*Required work*
Records follow. Select each line holding "aplicación".

Data excerpts
============

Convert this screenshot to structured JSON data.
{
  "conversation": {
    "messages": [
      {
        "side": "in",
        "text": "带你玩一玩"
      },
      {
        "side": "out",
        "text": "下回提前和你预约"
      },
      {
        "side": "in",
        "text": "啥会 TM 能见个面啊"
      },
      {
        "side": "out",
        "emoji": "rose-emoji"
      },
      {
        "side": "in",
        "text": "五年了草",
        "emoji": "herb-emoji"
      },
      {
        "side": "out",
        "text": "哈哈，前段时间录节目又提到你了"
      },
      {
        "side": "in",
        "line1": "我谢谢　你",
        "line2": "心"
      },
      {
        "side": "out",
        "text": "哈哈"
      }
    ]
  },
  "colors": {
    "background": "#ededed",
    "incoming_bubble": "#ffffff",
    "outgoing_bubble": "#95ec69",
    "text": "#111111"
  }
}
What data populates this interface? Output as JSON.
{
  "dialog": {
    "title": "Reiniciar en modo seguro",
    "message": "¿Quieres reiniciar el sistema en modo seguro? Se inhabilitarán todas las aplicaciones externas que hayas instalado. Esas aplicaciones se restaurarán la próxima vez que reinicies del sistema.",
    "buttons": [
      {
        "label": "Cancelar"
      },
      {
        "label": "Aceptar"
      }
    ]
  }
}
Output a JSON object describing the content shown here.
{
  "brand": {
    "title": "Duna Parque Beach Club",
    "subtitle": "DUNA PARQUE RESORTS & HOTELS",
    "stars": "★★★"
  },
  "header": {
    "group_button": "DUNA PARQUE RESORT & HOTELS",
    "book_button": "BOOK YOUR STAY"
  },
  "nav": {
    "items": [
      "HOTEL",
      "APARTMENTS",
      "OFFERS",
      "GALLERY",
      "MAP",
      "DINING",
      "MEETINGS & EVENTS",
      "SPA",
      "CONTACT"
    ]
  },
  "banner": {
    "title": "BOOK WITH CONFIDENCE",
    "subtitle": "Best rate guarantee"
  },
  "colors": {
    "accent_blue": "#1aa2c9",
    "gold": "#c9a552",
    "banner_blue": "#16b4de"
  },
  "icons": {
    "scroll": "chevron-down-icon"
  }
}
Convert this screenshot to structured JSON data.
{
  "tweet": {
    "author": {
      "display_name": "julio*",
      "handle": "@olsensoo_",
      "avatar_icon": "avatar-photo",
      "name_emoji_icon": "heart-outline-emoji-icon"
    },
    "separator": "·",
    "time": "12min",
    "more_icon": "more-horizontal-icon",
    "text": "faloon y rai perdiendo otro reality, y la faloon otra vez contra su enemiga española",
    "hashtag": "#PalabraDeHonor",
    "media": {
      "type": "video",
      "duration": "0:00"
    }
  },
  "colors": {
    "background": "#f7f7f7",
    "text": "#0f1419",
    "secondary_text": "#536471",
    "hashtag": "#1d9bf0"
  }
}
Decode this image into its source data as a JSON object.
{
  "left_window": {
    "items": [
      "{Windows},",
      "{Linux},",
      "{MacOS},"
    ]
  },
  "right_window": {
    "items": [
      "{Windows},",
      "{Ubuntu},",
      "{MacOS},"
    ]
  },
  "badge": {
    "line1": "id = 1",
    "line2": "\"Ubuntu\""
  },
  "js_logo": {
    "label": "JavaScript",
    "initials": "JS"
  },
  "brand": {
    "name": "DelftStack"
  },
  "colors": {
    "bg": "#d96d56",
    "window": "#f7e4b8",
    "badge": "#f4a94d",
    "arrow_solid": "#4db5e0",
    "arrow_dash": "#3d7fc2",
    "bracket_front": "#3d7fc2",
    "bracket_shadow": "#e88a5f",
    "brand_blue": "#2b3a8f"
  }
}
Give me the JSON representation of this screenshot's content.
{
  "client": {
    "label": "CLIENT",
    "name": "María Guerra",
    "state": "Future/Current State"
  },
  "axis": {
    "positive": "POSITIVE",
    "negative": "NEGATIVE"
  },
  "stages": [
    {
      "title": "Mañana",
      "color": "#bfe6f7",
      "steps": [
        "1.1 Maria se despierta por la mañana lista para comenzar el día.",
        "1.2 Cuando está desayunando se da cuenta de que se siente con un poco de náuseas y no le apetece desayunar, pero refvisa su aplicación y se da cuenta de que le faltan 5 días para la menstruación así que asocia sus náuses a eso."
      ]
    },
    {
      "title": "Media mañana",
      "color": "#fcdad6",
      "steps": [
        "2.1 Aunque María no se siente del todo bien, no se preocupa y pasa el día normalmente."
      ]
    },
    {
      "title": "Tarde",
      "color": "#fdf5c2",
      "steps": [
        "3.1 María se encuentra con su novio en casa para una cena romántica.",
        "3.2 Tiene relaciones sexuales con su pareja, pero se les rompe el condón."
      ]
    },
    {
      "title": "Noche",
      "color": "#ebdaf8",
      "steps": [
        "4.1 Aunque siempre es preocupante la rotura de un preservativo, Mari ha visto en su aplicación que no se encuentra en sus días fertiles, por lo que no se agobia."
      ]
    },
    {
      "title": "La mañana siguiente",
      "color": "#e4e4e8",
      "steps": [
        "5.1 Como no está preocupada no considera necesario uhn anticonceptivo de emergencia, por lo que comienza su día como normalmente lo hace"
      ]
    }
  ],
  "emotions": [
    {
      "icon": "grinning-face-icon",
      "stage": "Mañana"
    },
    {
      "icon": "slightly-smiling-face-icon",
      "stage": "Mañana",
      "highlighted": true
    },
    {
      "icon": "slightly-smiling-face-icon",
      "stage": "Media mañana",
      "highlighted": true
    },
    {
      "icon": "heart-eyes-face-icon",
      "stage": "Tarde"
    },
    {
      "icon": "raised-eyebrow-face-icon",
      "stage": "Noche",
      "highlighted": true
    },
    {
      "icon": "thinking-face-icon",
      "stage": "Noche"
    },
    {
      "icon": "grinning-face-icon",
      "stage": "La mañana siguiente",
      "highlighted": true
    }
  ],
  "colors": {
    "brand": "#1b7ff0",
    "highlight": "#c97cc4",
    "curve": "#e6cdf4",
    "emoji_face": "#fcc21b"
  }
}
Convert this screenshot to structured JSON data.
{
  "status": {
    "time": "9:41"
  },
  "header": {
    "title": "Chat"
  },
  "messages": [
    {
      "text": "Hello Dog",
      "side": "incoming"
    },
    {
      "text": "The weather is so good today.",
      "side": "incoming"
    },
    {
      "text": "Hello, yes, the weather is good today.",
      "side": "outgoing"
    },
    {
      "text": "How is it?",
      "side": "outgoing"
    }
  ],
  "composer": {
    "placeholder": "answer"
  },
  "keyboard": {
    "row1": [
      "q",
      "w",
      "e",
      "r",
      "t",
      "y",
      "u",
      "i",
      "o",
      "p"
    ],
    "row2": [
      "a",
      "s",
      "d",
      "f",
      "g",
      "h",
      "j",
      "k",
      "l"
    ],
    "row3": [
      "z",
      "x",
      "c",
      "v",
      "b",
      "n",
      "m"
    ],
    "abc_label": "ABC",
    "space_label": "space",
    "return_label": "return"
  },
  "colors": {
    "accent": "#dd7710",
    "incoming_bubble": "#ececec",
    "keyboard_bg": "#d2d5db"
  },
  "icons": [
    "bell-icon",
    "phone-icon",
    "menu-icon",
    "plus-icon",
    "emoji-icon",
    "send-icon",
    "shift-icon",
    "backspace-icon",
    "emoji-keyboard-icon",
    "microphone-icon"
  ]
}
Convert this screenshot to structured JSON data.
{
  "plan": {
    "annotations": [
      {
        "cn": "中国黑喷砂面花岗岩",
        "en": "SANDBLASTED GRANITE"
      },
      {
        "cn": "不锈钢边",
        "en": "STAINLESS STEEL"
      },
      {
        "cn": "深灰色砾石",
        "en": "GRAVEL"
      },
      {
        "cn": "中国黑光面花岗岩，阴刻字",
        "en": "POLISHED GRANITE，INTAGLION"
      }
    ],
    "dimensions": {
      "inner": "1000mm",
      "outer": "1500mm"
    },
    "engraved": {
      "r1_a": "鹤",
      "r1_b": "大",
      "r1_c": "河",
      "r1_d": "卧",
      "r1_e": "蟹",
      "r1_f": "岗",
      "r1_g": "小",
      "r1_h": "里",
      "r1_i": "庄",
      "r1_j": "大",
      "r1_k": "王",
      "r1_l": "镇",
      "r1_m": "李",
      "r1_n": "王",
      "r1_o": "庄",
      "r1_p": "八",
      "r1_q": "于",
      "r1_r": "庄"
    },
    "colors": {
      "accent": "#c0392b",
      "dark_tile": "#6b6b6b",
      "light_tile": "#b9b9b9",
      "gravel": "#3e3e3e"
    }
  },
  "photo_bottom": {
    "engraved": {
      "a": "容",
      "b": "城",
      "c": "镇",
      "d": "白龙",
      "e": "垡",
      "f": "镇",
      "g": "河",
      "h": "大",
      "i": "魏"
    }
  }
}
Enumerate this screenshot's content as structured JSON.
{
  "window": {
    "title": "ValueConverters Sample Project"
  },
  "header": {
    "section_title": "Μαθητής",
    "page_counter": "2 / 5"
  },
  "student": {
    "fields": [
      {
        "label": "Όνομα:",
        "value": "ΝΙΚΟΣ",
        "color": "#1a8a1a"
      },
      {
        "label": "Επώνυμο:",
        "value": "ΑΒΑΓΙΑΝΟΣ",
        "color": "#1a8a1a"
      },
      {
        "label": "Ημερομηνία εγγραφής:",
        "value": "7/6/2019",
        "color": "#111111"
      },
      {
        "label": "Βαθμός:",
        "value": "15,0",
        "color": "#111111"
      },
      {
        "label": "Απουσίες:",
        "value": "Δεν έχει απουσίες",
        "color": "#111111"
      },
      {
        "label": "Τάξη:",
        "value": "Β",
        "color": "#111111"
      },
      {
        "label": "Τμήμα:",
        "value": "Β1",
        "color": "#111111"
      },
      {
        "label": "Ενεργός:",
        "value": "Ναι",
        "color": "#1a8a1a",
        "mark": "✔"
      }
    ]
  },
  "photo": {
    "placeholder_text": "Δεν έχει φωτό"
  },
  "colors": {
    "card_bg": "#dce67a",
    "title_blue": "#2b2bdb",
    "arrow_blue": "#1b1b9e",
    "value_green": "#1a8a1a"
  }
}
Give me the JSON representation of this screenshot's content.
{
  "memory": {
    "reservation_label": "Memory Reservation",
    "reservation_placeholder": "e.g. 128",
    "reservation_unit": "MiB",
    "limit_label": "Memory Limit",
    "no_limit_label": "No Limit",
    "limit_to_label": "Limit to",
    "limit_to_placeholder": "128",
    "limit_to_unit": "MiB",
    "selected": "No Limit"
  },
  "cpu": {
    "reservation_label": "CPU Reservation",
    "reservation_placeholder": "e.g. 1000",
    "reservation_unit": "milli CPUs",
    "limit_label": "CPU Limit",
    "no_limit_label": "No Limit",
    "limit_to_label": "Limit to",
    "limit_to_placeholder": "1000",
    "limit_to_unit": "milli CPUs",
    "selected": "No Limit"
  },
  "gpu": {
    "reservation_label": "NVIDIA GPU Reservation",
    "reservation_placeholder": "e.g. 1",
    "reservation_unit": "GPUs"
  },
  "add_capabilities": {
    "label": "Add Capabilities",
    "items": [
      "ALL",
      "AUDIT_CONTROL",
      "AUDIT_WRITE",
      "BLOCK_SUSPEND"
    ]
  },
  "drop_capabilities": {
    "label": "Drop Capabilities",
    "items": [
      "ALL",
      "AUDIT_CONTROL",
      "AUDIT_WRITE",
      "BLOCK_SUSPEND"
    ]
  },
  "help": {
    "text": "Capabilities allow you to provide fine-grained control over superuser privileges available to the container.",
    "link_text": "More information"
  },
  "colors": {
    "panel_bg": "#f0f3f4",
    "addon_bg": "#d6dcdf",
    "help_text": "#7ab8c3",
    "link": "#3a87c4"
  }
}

============

*Result*
        "1.2 Cuando está desayunando se da cuenta de que se siente con un poco de náuseas y no le apetece desayunar, pero refvisa su aplicación y se da cuenta de que le faltan 5 días para la menstruación así que asocia sus náuses a eso."
        "4.1 Aunque siempre es preocupante la rotura de un preservativo, Mari ha visto en su aplicación que no se encuentra en sus días fertiles, por lo que no se agobia."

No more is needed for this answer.